# Start of Information shown

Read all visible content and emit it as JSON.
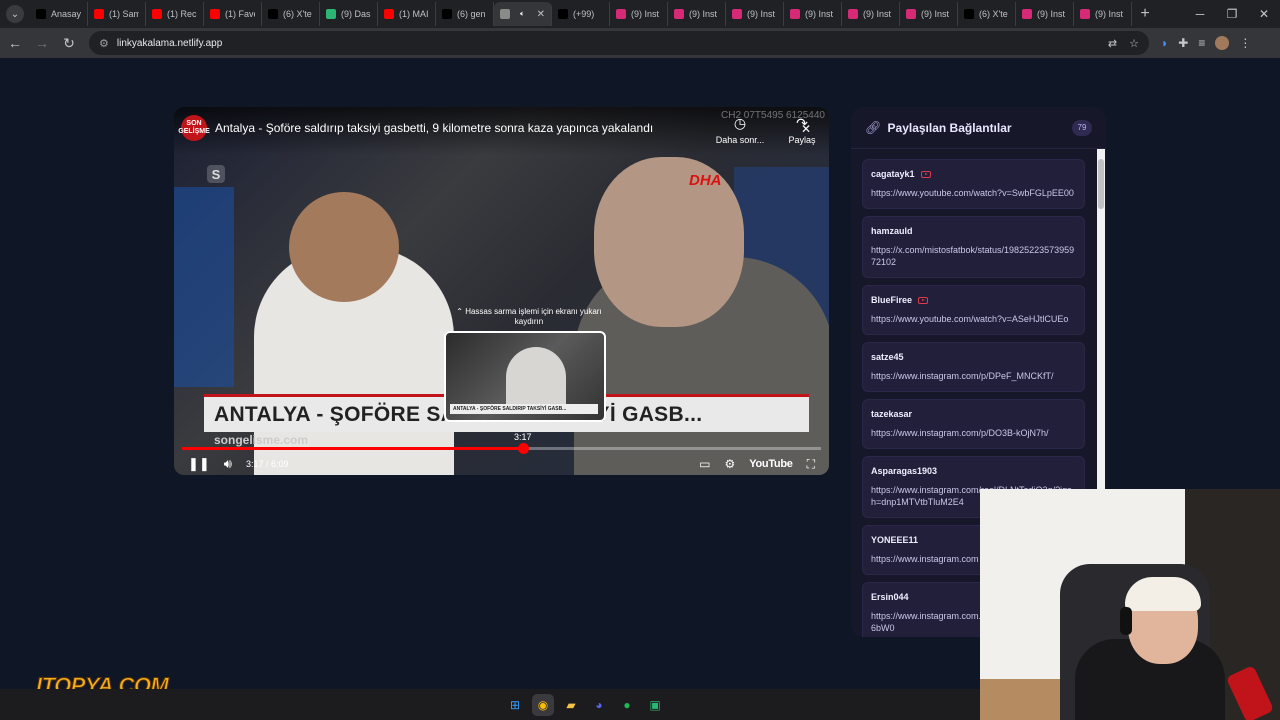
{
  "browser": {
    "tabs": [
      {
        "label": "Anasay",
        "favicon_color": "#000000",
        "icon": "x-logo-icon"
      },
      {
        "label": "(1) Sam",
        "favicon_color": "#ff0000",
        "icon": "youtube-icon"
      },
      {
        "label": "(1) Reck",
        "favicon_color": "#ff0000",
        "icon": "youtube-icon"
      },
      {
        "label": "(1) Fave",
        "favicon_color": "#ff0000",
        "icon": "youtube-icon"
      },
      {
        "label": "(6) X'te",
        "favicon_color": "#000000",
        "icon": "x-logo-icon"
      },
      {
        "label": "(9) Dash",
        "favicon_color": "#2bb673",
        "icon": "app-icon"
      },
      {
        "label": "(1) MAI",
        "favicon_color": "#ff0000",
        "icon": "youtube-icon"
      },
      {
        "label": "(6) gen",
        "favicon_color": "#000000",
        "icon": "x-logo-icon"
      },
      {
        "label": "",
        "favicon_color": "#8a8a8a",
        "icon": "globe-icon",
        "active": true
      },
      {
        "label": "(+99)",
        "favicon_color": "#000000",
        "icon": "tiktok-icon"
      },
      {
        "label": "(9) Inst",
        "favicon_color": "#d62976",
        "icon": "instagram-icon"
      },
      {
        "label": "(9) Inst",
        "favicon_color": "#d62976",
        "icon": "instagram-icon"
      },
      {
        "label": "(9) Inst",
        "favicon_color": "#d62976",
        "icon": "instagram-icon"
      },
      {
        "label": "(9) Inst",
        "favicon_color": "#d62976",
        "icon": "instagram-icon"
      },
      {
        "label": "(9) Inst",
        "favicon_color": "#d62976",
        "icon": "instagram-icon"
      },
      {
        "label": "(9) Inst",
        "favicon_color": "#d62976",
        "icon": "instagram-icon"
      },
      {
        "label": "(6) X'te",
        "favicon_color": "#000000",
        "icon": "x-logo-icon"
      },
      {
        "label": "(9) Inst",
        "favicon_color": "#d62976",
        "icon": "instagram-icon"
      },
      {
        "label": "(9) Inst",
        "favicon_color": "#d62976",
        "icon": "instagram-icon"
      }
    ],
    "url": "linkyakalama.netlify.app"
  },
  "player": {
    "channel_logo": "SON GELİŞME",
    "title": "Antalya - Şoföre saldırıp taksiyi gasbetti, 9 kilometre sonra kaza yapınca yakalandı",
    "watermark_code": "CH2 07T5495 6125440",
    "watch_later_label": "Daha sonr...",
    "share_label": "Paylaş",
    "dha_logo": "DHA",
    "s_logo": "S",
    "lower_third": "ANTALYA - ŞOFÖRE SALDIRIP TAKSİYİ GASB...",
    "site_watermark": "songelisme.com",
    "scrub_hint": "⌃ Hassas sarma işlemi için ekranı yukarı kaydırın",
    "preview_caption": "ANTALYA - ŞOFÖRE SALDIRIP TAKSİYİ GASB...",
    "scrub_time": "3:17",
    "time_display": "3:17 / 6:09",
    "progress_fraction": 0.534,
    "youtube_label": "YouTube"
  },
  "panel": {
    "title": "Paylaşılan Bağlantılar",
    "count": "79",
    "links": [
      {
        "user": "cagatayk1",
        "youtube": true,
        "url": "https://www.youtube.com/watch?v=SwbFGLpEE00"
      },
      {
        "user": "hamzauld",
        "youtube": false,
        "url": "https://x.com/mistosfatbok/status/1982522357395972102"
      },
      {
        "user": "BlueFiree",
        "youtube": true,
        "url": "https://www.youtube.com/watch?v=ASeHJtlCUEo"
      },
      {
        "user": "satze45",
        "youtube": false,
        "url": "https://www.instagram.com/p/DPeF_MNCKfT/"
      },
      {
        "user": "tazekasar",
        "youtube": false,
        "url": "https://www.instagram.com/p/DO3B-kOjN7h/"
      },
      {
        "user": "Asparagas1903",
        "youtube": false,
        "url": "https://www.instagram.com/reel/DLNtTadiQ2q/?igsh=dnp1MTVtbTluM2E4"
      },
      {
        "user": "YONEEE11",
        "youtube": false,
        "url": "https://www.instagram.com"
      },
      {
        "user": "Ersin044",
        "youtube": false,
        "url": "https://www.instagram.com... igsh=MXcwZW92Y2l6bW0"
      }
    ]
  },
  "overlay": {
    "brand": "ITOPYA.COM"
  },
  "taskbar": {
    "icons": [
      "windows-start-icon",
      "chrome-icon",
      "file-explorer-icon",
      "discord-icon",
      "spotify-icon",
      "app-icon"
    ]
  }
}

# End of Information shown

**Stated goal**. Transcribe the records above exactly as they appear, leaving out any pictures.

**Solution to this problem**.
Read all visible content and emit it as JSON.
{
  "browser": {
    "tabs": [
      {
        "label": "Anasay",
        "favicon_color": "#000000",
        "icon": "x-logo-icon"
      },
      {
        "label": "(1) Sam",
        "favicon_color": "#ff0000",
        "icon": "youtube-icon"
      },
      {
        "label": "(1) Reck",
        "favicon_color": "#ff0000",
        "icon": "youtube-icon"
      },
      {
        "label": "(1) Fave",
        "favicon_color": "#ff0000",
        "icon": "youtube-icon"
      },
      {
        "label": "(6) X'te",
        "favicon_color": "#000000",
        "icon": "x-logo-icon"
      },
      {
        "label": "(9) Dash",
        "favicon_color": "#2bb673",
        "icon": "app-icon"
      },
      {
        "label": "(1) MAI",
        "favicon_color": "#ff0000",
        "icon": "youtube-icon"
      },
      {
        "label": "(6) gen",
        "favicon_color": "#000000",
        "icon": "x-logo-icon"
      },
      {
        "label": "",
        "favicon_color": "#8a8a8a",
        "icon": "globe-icon",
        "active": true
      },
      {
        "label": "(+99)",
        "favicon_color": "#000000",
        "icon": "tiktok-icon"
      },
      {
        "label": "(9) Inst",
        "favicon_color": "#d62976",
        "icon": "instagram-icon"
      },
      {
        "label": "(9) Inst",
        "favicon_color": "#d62976",
        "icon": "instagram-icon"
      },
      {
        "label": "(9) Inst",
        "favicon_color": "#d62976",
        "icon": "instagram-icon"
      },
      {
        "label": "(9) Inst",
        "favicon_color": "#d62976",
        "icon": "instagram-icon"
      },
      {
        "label": "(9) Inst",
        "favicon_color": "#d62976",
        "icon": "instagram-icon"
      },
      {
        "label": "(9) Inst",
        "favicon_color": "#d62976",
        "icon": "instagram-icon"
      },
      {
        "label": "(6) X'te",
        "favicon_color": "#000000",
        "icon": "x-logo-icon"
      },
      {
        "label": "(9) Inst",
        "favicon_color": "#d62976",
        "icon": "instagram-icon"
      },
      {
        "label": "(9) Inst",
        "favicon_color": "#d62976",
        "icon": "instagram-icon"
      }
    ],
    "url": "linkyakalama.netlify.app"
  },
  "player": {
    "channel_logo": "SON GELİŞME",
    "title": "Antalya - Şoföre saldırıp taksiyi gasbetti, 9 kilometre sonra kaza yapınca yakalandı",
    "watermark_code": "CH2 07T5495 6125440",
    "watch_later_label": "Daha sonr...",
    "share_label": "Paylaş",
    "dha_logo": "DHA",
    "s_logo": "S",
    "lower_third": "ANTALYA - ŞOFÖRE SALDIRIP TAKSİYİ GASB...",
    "site_watermark": "songelisme.com",
    "scrub_hint": "⌃ Hassas sarma işlemi için ekranı yukarı kaydırın",
    "preview_caption": "ANTALYA - ŞOFÖRE SALDIRIP TAKSİYİ GASB...",
    "scrub_time": "3:17",
    "time_display": "3:17 / 6:09",
    "progress_fraction": 0.534,
    "youtube_label": "YouTube"
  },
  "panel": {
    "title": "Paylaşılan Bağlantılar",
    "count": "79",
    "links": [
      {
        "user": "cagatayk1",
        "youtube": true,
        "url": "https://www.youtube.com/watch?v=SwbFGLpEE00"
      },
      {
        "user": "hamzauld",
        "youtube": false,
        "url": "https://x.com/mistosfatbok/status/1982522357395972102"
      },
      {
        "user": "BlueFiree",
        "youtube": true,
        "url": "https://www.youtube.com/watch?v=ASeHJtlCUEo"
      },
      {
        "user": "satze45",
        "youtube": false,
        "url": "https://www.instagram.com/p/DPeF_MNCKfT/"
      },
      {
        "user": "tazekasar",
        "youtube": false,
        "url": "https://www.instagram.com/p/DO3B-kOjN7h/"
      },
      {
        "user": "Asparagas1903",
        "youtube": false,
        "url": "https://www.instagram.com/reel/DLNtTadiQ2q/?igsh=dnp1MTVtbTluM2E4"
      },
      {
        "user": "YONEEE11",
        "youtube": false,
        "url": "https://www.instagram.com"
      },
      {
        "user": "Ersin044",
        "youtube": false,
        "url": "https://www.instagram.com... igsh=MXcwZW92Y2l6bW0"
      }
    ]
  },
  "overlay": {
    "brand": "ITOPYA.COM"
  },
  "taskbar": {
    "icons": [
      "windows-start-icon",
      "chrome-icon",
      "file-explorer-icon",
      "discord-icon",
      "spotify-icon",
      "app-icon"
    ]
  }
}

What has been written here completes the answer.